#### Source data
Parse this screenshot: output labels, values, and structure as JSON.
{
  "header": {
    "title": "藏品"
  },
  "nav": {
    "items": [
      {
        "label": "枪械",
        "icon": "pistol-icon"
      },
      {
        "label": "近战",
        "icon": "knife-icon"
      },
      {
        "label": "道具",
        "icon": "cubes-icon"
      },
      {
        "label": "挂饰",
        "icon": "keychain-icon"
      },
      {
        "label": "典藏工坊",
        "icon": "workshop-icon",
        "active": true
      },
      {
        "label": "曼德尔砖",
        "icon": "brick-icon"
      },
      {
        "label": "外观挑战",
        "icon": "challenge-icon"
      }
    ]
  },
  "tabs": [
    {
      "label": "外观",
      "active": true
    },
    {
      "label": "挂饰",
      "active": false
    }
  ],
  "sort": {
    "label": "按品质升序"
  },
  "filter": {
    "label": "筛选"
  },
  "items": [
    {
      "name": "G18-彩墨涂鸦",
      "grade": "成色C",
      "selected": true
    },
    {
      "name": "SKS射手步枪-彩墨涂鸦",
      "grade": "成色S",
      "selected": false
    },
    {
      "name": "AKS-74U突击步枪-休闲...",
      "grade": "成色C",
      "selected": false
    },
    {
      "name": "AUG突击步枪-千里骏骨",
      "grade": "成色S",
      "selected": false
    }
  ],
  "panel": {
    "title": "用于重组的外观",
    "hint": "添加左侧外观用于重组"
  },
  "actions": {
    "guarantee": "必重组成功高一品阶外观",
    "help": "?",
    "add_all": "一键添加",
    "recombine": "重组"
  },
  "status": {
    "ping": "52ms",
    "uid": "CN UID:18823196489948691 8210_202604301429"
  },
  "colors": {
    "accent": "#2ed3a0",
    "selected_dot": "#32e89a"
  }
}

#### Your instructions
Could you transcribe the records in full, exactly?

#### Reply to the exercise
Parse this screenshot: output labels, values, and structure as JSON.
{
  "header": {
    "title": "藏品"
  },
  "nav": {
    "items": [
      {
        "label": "枪械",
        "icon": "pistol-icon"
      },
      {
        "label": "近战",
        "icon": "knife-icon"
      },
      {
        "label": "道具",
        "icon": "cubes-icon"
      },
      {
        "label": "挂饰",
        "icon": "keychain-icon"
      },
      {
        "label": "典藏工坊",
        "icon": "workshop-icon",
        "active": true
      },
      {
        "label": "曼德尔砖",
        "icon": "brick-icon"
      },
      {
        "label": "外观挑战",
        "icon": "challenge-icon"
      }
    ]
  },
  "tabs": [
    {
      "label": "外观",
      "active": true
    },
    {
      "label": "挂饰",
      "active": false
    }
  ],
  "sort": {
    "label": "按品质升序"
  },
  "filter": {
    "label": "筛选"
  },
  "items": [
    {
      "name": "G18-彩墨涂鸦",
      "grade": "成色C",
      "selected": true
    },
    {
      "name": "SKS射手步枪-彩墨涂鸦",
      "grade": "成色S",
      "selected": false
    },
    {
      "name": "AKS-74U突击步枪-休闲...",
      "grade": "成色C",
      "selected": false
    },
    {
      "name": "AUG突击步枪-千里骏骨",
      "grade": "成色S",
      "selected": false
    }
  ],
  "panel": {
    "title": "用于重组的外观",
    "hint": "添加左侧外观用于重组"
  },
  "actions": {
    "guarantee": "必重组成功高一品阶外观",
    "help": "?",
    "add_all": "一键添加",
    "recombine": "重组"
  },
  "status": {
    "ping": "52ms",
    "uid": "CN UID:18823196489948691 8210_202604301429"
  },
  "colors": {
    "accent": "#2ed3a0",
    "selected_dot": "#32e89a"
  }
}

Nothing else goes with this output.